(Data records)
┌────────

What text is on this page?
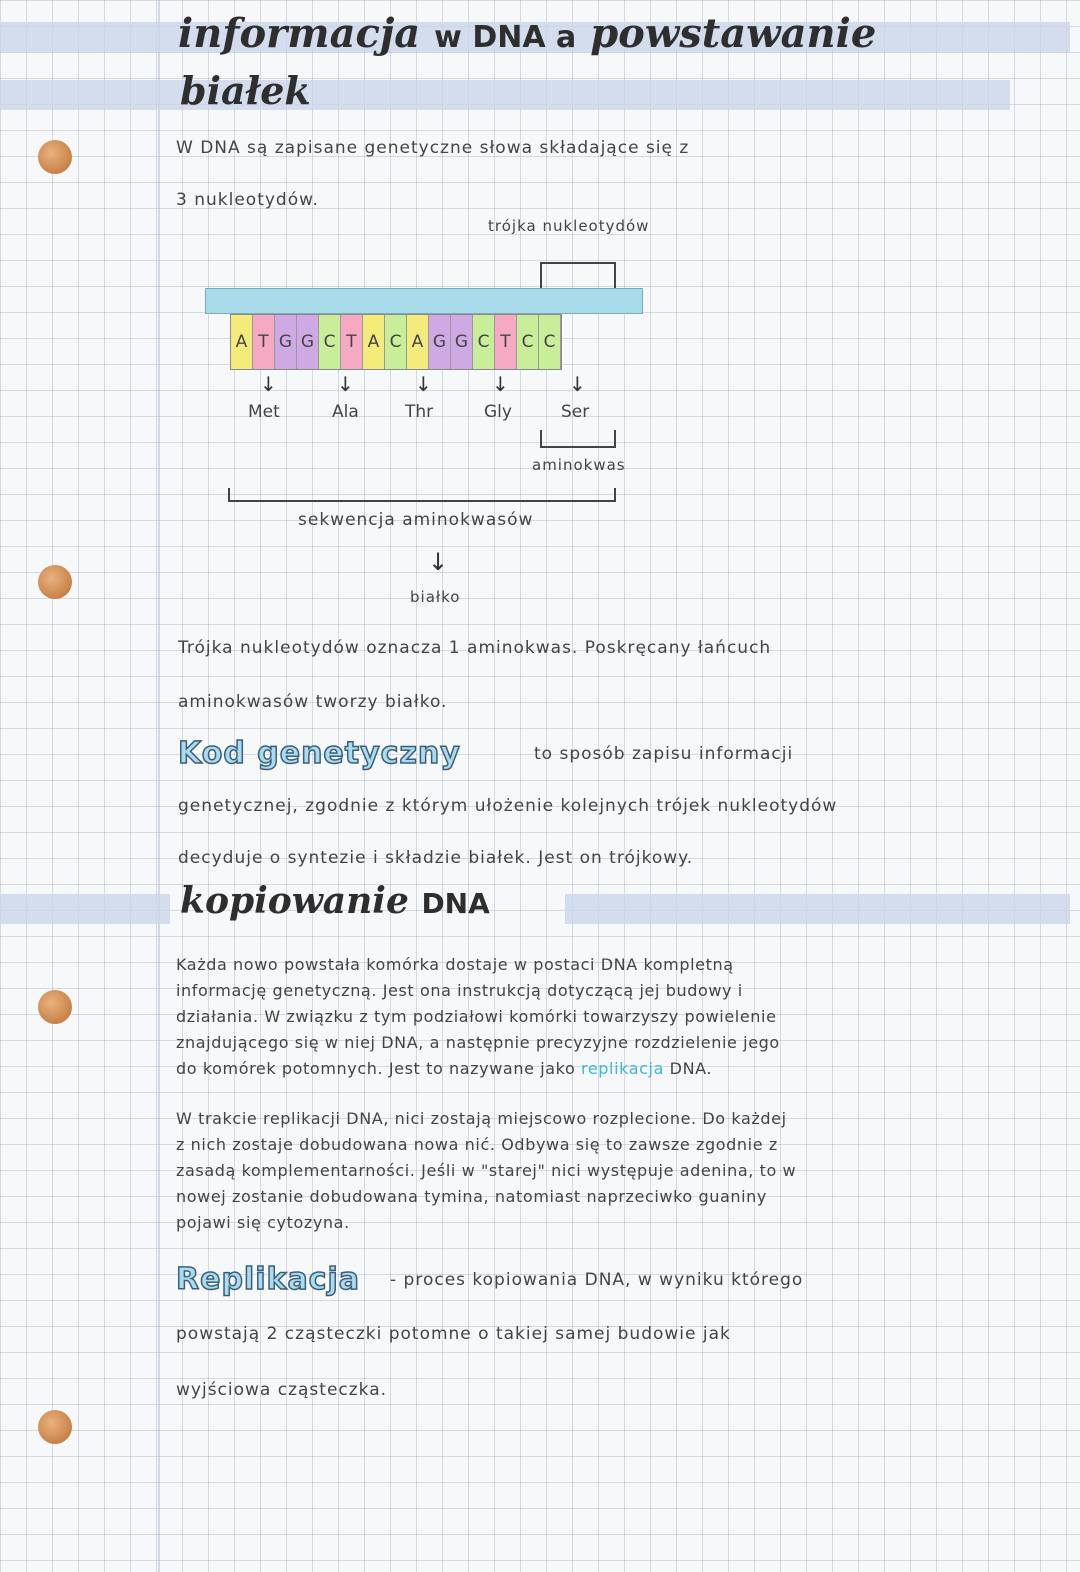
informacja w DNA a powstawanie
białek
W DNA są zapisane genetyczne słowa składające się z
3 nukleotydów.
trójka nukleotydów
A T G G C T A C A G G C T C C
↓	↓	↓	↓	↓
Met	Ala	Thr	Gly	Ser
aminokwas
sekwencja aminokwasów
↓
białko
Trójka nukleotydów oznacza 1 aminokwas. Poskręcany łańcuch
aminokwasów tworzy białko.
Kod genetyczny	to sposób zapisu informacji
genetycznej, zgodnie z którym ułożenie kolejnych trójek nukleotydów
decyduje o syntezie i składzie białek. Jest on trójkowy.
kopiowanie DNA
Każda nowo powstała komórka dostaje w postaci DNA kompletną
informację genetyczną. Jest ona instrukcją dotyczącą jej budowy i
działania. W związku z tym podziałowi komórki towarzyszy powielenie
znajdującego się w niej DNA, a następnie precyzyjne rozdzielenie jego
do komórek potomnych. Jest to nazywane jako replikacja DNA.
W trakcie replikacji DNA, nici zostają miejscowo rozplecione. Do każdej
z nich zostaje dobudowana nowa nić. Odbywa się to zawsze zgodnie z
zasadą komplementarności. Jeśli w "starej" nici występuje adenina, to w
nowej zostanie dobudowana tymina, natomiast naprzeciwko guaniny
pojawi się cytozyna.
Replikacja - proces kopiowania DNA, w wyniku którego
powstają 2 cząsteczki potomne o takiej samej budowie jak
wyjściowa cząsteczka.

└────────
┌────────

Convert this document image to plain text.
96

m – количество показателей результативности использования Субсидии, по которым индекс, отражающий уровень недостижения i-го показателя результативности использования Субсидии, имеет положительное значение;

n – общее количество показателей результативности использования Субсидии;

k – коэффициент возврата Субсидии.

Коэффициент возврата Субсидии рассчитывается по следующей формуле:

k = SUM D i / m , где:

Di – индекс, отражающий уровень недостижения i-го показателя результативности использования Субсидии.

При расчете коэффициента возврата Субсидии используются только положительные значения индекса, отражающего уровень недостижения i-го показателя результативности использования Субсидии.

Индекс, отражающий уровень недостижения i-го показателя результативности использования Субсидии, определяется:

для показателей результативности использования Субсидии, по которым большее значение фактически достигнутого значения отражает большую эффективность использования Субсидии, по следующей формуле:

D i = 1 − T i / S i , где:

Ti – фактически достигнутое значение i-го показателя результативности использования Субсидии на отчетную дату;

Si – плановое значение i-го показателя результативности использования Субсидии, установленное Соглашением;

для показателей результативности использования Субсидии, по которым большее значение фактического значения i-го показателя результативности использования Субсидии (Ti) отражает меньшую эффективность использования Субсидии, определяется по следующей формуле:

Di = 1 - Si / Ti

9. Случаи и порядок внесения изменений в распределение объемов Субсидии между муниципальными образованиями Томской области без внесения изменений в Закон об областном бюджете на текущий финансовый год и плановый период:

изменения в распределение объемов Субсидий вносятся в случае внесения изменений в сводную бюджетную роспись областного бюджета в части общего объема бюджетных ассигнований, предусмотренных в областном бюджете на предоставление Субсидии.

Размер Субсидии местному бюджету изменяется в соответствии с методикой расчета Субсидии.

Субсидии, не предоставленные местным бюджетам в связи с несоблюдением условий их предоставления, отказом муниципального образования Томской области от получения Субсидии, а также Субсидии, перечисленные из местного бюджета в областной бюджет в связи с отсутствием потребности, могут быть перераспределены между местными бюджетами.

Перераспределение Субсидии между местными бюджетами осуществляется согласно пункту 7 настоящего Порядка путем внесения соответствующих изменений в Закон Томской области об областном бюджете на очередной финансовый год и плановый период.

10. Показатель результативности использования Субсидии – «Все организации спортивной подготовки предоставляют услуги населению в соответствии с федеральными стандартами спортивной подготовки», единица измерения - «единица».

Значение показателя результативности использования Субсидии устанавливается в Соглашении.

└────────

Exercise
Reproduce each line of the entries in which the word "Jest" is found.

Solution to the problem
decyduje o syntezie i składzie białek. Jest on trójkowy.
informację genetyczną. Jest ona instrukcją dotyczącą jej budowy i
do komórek potomnych. Jest to nazywane jako replikacja DNA.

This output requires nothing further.